WHAT YOU HAVE TO DO: Repeat the listing exactly as given, omitting every image.

Dataset items:
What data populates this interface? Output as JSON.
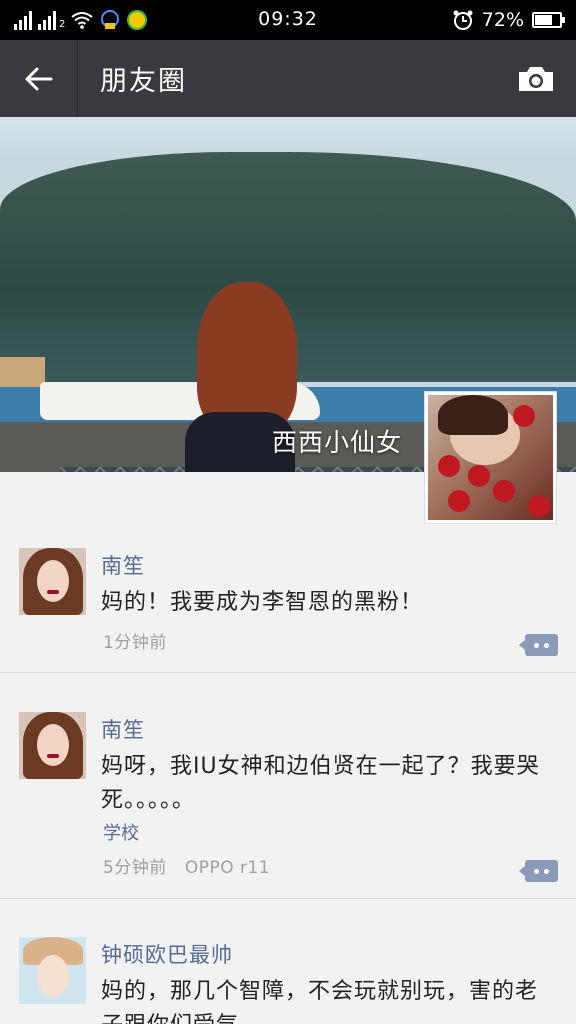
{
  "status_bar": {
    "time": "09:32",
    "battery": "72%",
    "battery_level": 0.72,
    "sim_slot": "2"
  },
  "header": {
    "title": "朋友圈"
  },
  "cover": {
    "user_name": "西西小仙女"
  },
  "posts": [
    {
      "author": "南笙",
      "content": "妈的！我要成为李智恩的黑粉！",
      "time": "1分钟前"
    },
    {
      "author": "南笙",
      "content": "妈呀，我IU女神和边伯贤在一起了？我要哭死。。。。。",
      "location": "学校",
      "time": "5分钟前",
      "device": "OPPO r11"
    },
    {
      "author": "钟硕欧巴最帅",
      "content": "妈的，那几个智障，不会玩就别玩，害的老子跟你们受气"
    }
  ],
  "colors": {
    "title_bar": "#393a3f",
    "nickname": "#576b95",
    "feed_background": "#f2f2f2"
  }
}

WRITTEN SOLUTION:
What data populates this interface? Output as JSON.
{
  "status_bar": {
    "time": "09:32",
    "battery": "72%",
    "battery_level": 0.72,
    "sim_slot": "2"
  },
  "header": {
    "title": "朋友圈"
  },
  "cover": {
    "user_name": "西西小仙女"
  },
  "posts": [
    {
      "author": "南笙",
      "content": "妈的！我要成为李智恩的黑粉！",
      "time": "1分钟前"
    },
    {
      "author": "南笙",
      "content": "妈呀，我IU女神和边伯贤在一起了？我要哭死。。。。。",
      "location": "学校",
      "time": "5分钟前",
      "device": "OPPO r11"
    },
    {
      "author": "钟硕欧巴最帅",
      "content": "妈的，那几个智障，不会玩就别玩，害的老子跟你们受气"
    }
  ],
  "colors": {
    "title_bar": "#393a3f",
    "nickname": "#576b95",
    "feed_background": "#f2f2f2"
  }
}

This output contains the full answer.